_What you have to do_:
Rewrite the rows below with every "bar-mark" changed to "bar-segment" and all other text left as it is. Omit the pictures from your output.
───── Supplied material ─────
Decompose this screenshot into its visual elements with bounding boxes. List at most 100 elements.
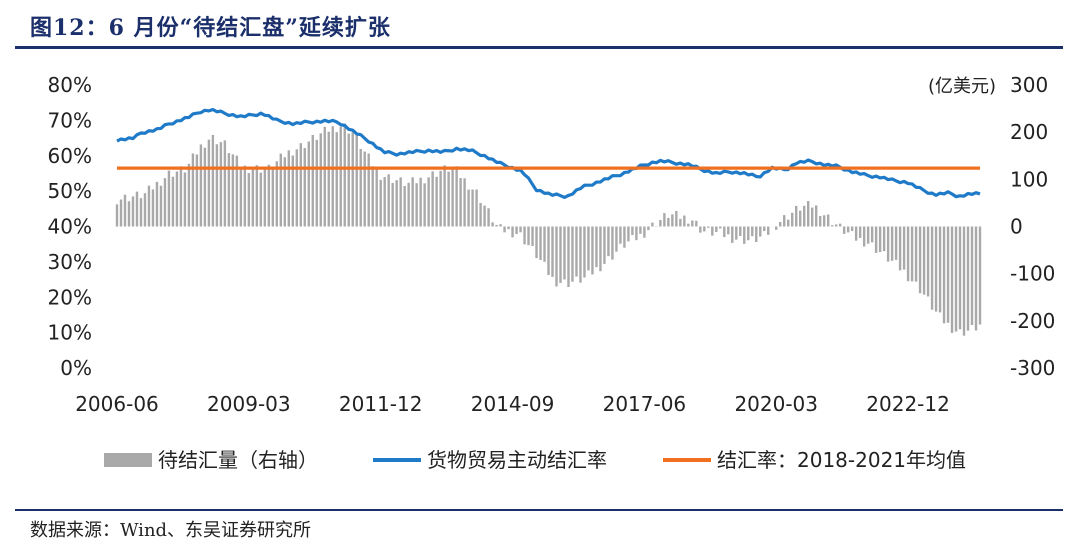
bar-mark <box>954 226 958 332</box>
bar-mark <box>307 141 310 227</box>
bar-mark <box>595 226 598 268</box>
bar-mark <box>207 139 211 227</box>
right-axis-tick-label: 100 <box>1010 167 1048 191</box>
bar-mark <box>631 226 634 236</box>
bar-mark <box>715 226 718 233</box>
bar-mark <box>579 226 582 283</box>
bar-mark <box>343 123 346 227</box>
bar-mark <box>551 226 554 277</box>
legend: 待结汇量（右轴） 货物贸易主动结汇率 结汇率：2018-2021年均值 <box>104 448 966 472</box>
bar-mark <box>311 134 314 227</box>
bar-mark <box>463 178 466 227</box>
bar-mark <box>151 189 155 227</box>
right-axis-unit-label: (亿美元) <box>928 76 996 97</box>
bar-mark <box>227 153 231 227</box>
bar-mark <box>303 148 306 227</box>
bar-mark <box>387 174 390 227</box>
bar-mark <box>970 226 974 326</box>
bar-mark <box>862 226 866 247</box>
bar-mark <box>251 169 255 227</box>
bar-mark <box>894 226 898 260</box>
left-axis-tick-label: 40% <box>48 215 92 239</box>
bar-mark <box>187 163 191 227</box>
bar-mark <box>471 189 474 227</box>
bar-mark <box>363 151 366 227</box>
bar-mark <box>607 226 610 257</box>
bar-mark <box>367 153 370 227</box>
left-axis-tick-label: 10% <box>48 321 92 345</box>
bar-mark <box>543 226 546 262</box>
bar-mark <box>787 219 790 227</box>
bar-mark <box>946 226 950 323</box>
bar-mark <box>755 226 758 243</box>
bar-mark <box>966 226 970 331</box>
bar-mark <box>531 226 534 246</box>
bar-mark <box>199 144 203 227</box>
left-axis-tick-label: 80% <box>48 73 92 97</box>
bar-mark <box>511 226 514 238</box>
bar-mark <box>395 180 398 227</box>
bar-mark <box>667 217 670 227</box>
bar-mark <box>914 226 918 282</box>
left-axis-tick-label: 30% <box>48 250 92 274</box>
bar-mark <box>503 226 506 233</box>
bar-mark <box>219 142 223 227</box>
bar-mark <box>211 134 215 227</box>
bar-mark <box>846 226 850 233</box>
chart-title: 图12：6 月份“待结汇盘”延续扩张 <box>30 15 391 41</box>
bar-mark <box>527 226 530 246</box>
bar-mark <box>175 171 179 227</box>
bar-mark <box>898 226 902 271</box>
bar-mark <box>515 226 518 235</box>
bar-mark <box>567 226 570 287</box>
bar-mark <box>934 226 938 312</box>
bar-mark <box>439 170 442 227</box>
bar-mark <box>435 176 438 227</box>
bar-mark <box>858 226 862 238</box>
bar-mark <box>499 224 502 227</box>
bar-mark <box>675 210 678 227</box>
bar-mark <box>695 220 698 227</box>
bar-mark <box>147 185 151 227</box>
bar-mark <box>826 214 830 227</box>
bar-mark <box>763 226 766 232</box>
bar-mark <box>958 226 962 330</box>
bar-mark <box>795 205 798 227</box>
bar-mark <box>203 147 207 227</box>
bar-mark <box>459 178 462 227</box>
bar-mark <box>803 205 806 227</box>
bar-mark <box>383 177 386 227</box>
bar-mark <box>539 226 542 260</box>
bar-mark <box>775 226 778 230</box>
bar-mark <box>834 224 838 227</box>
bar-mark <box>659 219 662 227</box>
bar-mark <box>727 226 730 235</box>
bar-mark <box>671 214 674 227</box>
bar-mark <box>882 226 886 252</box>
bar-mark <box>922 226 926 295</box>
bar-mark <box>359 148 362 227</box>
bar-mark <box>759 226 762 237</box>
bar-mark <box>535 226 538 259</box>
bar-mark <box>830 225 834 227</box>
bar-mark <box>751 226 754 237</box>
bar-mark <box>135 191 139 227</box>
bar-mark <box>275 161 279 227</box>
bar-mark <box>479 202 482 227</box>
bar-mark <box>906 226 910 282</box>
legend-label: 货物贸易主动结汇率 <box>427 448 607 472</box>
bar-mark <box>279 153 283 227</box>
bar-mark <box>427 177 430 227</box>
bar-mark <box>779 221 782 227</box>
bar-mark <box>291 155 294 227</box>
line-goods-trade-settlement-rate <box>116 107 981 199</box>
bar-mark <box>339 126 342 227</box>
chart: 0% 10% 20% 30% 40% 50% 60% 70% 80% -300 -200 -100 0 1… <box>48 73 1056 472</box>
bar-mark <box>547 226 550 276</box>
bar-mark <box>783 215 786 227</box>
bar-mark <box>259 172 263 227</box>
bar-mark <box>799 210 802 227</box>
bar-mark <box>167 170 171 227</box>
bar-mark <box>587 226 590 271</box>
bar-mark <box>163 178 167 227</box>
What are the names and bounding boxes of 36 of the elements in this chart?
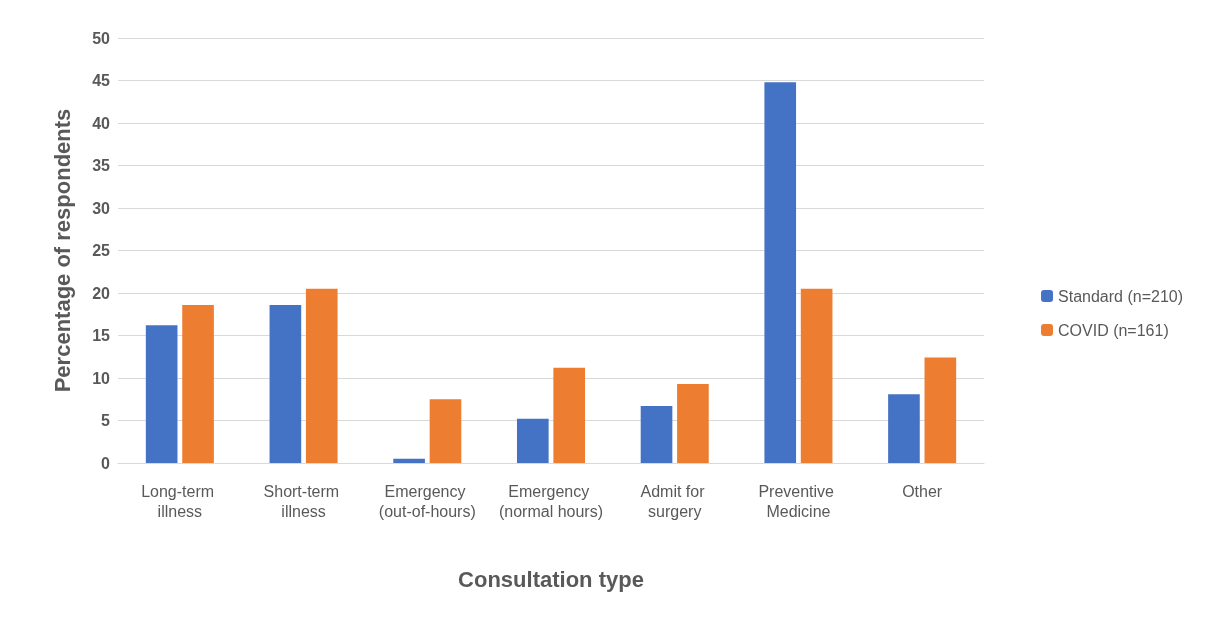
bar xyxy=(764,82,797,463)
x-tick-label: Emergency (out-of-hours) xyxy=(378,482,476,520)
bar xyxy=(553,367,586,463)
y-tick-label: 45 xyxy=(92,72,111,89)
x-tick-label: Emergency (normal hours) xyxy=(498,482,604,520)
legend-label: Standard (n=210) xyxy=(1058,287,1184,305)
bar xyxy=(393,458,425,463)
x-axis-title: Consultation type xyxy=(458,566,644,592)
bar xyxy=(429,399,462,463)
y-tick-label: 15 xyxy=(92,327,111,344)
y-tick-label: 0 xyxy=(101,454,111,472)
x-tick-label: Admit for surgery xyxy=(640,482,709,520)
bar xyxy=(800,288,833,463)
y-tick-label: 35 xyxy=(92,157,111,174)
y-axis-title: Percentage of respondents xyxy=(49,108,75,393)
y-tick-label: 25 xyxy=(92,242,111,259)
bar xyxy=(516,418,549,463)
y-tick-label: 10 xyxy=(92,369,111,387)
bar xyxy=(305,288,338,463)
y-tick-label: 50 xyxy=(92,29,111,47)
bar xyxy=(888,394,920,463)
x-tick-label: Preventive Medicine xyxy=(758,482,839,520)
y-tick-label: 20 xyxy=(92,284,111,302)
y-tick-label: 30 xyxy=(92,199,111,217)
bar xyxy=(182,304,214,463)
y-tick-label: 40 xyxy=(92,114,111,132)
x-tick-label: Short-term illness xyxy=(263,482,344,520)
bar xyxy=(677,383,709,463)
legend-label: COVID (n=161) xyxy=(1058,321,1169,339)
x-tick-label: Long-term illness xyxy=(141,482,219,520)
x-tick-label: Other xyxy=(902,482,943,500)
bar xyxy=(640,406,673,463)
bar xyxy=(924,357,957,463)
bar xyxy=(269,304,302,463)
bar xyxy=(145,325,178,463)
y-tick-label: 5 xyxy=(101,412,111,429)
─────
_Response to the exercise_:
Decompose this screenshot into its visual elements with bounding boxes. List at most 100 elements.
bar-segment <box>954 226 958 332</box>
bar-segment <box>307 141 310 227</box>
bar-segment <box>595 226 598 268</box>
bar-segment <box>207 139 211 227</box>
right-axis-tick-label: 100 <box>1010 167 1048 191</box>
bar-segment <box>631 226 634 236</box>
bar-segment <box>715 226 718 233</box>
bar-segment <box>579 226 582 283</box>
bar-segment <box>343 123 346 227</box>
bar-segment <box>551 226 554 277</box>
legend: 待结汇量（右轴） 货物贸易主动结汇率 结汇率：2018-2021年均值 <box>104 448 966 472</box>
bar-segment <box>311 134 314 227</box>
bar-segment <box>463 178 466 227</box>
bar-segment <box>151 189 155 227</box>
right-axis-unit-label: (亿美元) <box>928 76 996 97</box>
bar-segment <box>227 153 231 227</box>
bar-segment <box>303 148 306 227</box>
bar-segment <box>387 174 390 227</box>
bar-segment <box>970 226 974 326</box>
bar-segment <box>862 226 866 247</box>
bar-segment <box>251 169 255 227</box>
bar-segment <box>894 226 898 260</box>
left-axis-tick-label: 40% <box>48 215 92 239</box>
bar-segment <box>187 163 191 227</box>
bar-segment <box>471 189 474 227</box>
bar-segment <box>363 151 366 227</box>
bar-segment <box>607 226 610 257</box>
bar-segment <box>367 153 370 227</box>
left-axis-tick-label: 10% <box>48 321 92 345</box>
bar-segment <box>543 226 546 262</box>
bar-segment <box>787 219 790 227</box>
bar-segment <box>946 226 950 323</box>
bar-segment <box>755 226 758 243</box>
bar-segment <box>966 226 970 331</box>
bar-segment <box>531 226 534 246</box>
bar-segment <box>199 144 203 227</box>
left-axis-tick-label: 80% <box>48 73 92 97</box>
bar-segment <box>511 226 514 238</box>
bar-segment <box>395 180 398 227</box>
bar-segment <box>667 217 670 227</box>
bar-segment <box>914 226 918 282</box>
left-axis-tick-label: 30% <box>48 250 92 274</box>
bar-segment <box>503 226 506 233</box>
bar-segment <box>219 142 223 227</box>
bar-segment <box>211 134 215 227</box>
bar-segment <box>846 226 850 233</box>
chart-title: 图12：6 月份“待结汇盘”延续扩张 <box>30 15 391 41</box>
bar-segment <box>527 226 530 246</box>
bar-segment <box>175 171 179 227</box>
bar-segment <box>898 226 902 271</box>
bar-segment <box>515 226 518 235</box>
bar-segment <box>567 226 570 287</box>
bar-segment <box>934 226 938 312</box>
bar-segment <box>439 170 442 227</box>
bar-segment <box>435 176 438 227</box>
bar-segment <box>858 226 862 238</box>
bar-segment <box>499 224 502 227</box>
bar-segment <box>675 210 678 227</box>
bar-segment <box>695 220 698 227</box>
bar-segment <box>147 185 151 227</box>
bar-segment <box>826 214 830 227</box>
bar-segment <box>763 226 766 232</box>
bar-segment <box>958 226 962 330</box>
bar-segment <box>795 205 798 227</box>
bar-segment <box>203 147 207 227</box>
bar-segment <box>459 178 462 227</box>
bar-segment <box>803 205 806 227</box>
bar-segment <box>383 177 386 227</box>
bar-segment <box>539 226 542 260</box>
bar-segment <box>775 226 778 230</box>
bar-segment <box>834 224 838 227</box>
bar-segment <box>659 219 662 227</box>
bar-segment <box>727 226 730 235</box>
bar-segment <box>671 214 674 227</box>
bar-segment <box>882 226 886 252</box>
bar-segment <box>922 226 926 295</box>
bar-segment <box>359 148 362 227</box>
bar-segment <box>759 226 762 237</box>
bar-segment <box>535 226 538 259</box>
bar-segment <box>830 225 834 227</box>
bar-segment <box>751 226 754 237</box>
bar-segment <box>135 191 139 227</box>
bar-segment <box>275 161 279 227</box>
bar-segment <box>479 202 482 227</box>
bar-segment <box>906 226 910 282</box>
legend-label: 货物贸易主动结汇率 <box>427 448 607 472</box>
bar-segment <box>279 153 283 227</box>
bar-segment <box>427 177 430 227</box>
bar-segment <box>779 221 782 227</box>
bar-segment <box>291 155 294 227</box>
line-goods-trade-settlement-rate <box>116 107 981 199</box>
bar-segment <box>339 126 342 227</box>
chart: 0% 10% 20% 30% 40% 50% 60% 70% 80% -300 -200 -100 0 1… <box>48 73 1056 472</box>
bar-segment <box>547 226 550 276</box>
bar-segment <box>783 215 786 227</box>
bar-segment <box>259 172 263 227</box>
bar-segment <box>799 210 802 227</box>
bar-segment <box>167 170 171 227</box>
bar-segment <box>587 226 590 271</box>
bar-segment <box>163 178 167 227</box>
What are the names and bounding boxes of 36 of the elements in this chart?
bar xyxy=(764,82,797,463)
x-tick-label: Emergency (out-of-hours) xyxy=(378,482,476,520)
bar xyxy=(553,367,586,463)
y-tick-label: 45 xyxy=(92,72,111,89)
x-tick-label: Emergency (normal hours) xyxy=(498,482,604,520)
legend-label: Standard (n=210) xyxy=(1058,287,1184,305)
bar xyxy=(393,458,425,463)
x-axis-title: Consultation type xyxy=(458,566,644,592)
bar xyxy=(429,399,462,463)
y-tick-label: 15 xyxy=(92,327,111,344)
y-tick-label: 0 xyxy=(101,454,111,472)
x-tick-label: Admit for surgery xyxy=(640,482,709,520)
bar xyxy=(800,288,833,463)
y-tick-label: 35 xyxy=(92,157,111,174)
y-axis-title: Percentage of respondents xyxy=(49,108,75,393)
y-tick-label: 25 xyxy=(92,242,111,259)
bar xyxy=(516,418,549,463)
y-tick-label: 10 xyxy=(92,369,111,387)
bar xyxy=(305,288,338,463)
y-tick-label: 50 xyxy=(92,29,111,47)
bar xyxy=(888,394,920,463)
x-tick-label: Preventive Medicine xyxy=(758,482,839,520)
y-tick-label: 20 xyxy=(92,284,111,302)
y-tick-label: 30 xyxy=(92,199,111,217)
bar xyxy=(182,304,214,463)
y-tick-label: 40 xyxy=(92,114,111,132)
x-tick-label: Short-term illness xyxy=(263,482,344,520)
bar xyxy=(677,383,709,463)
legend-label: COVID (n=161) xyxy=(1058,321,1169,339)
x-tick-label: Long-term illness xyxy=(141,482,219,520)
x-tick-label: Other xyxy=(902,482,943,500)
bar xyxy=(640,406,673,463)
bar xyxy=(924,357,957,463)
bar xyxy=(269,304,302,463)
bar xyxy=(145,325,178,463)
y-tick-label: 5 xyxy=(101,412,111,429)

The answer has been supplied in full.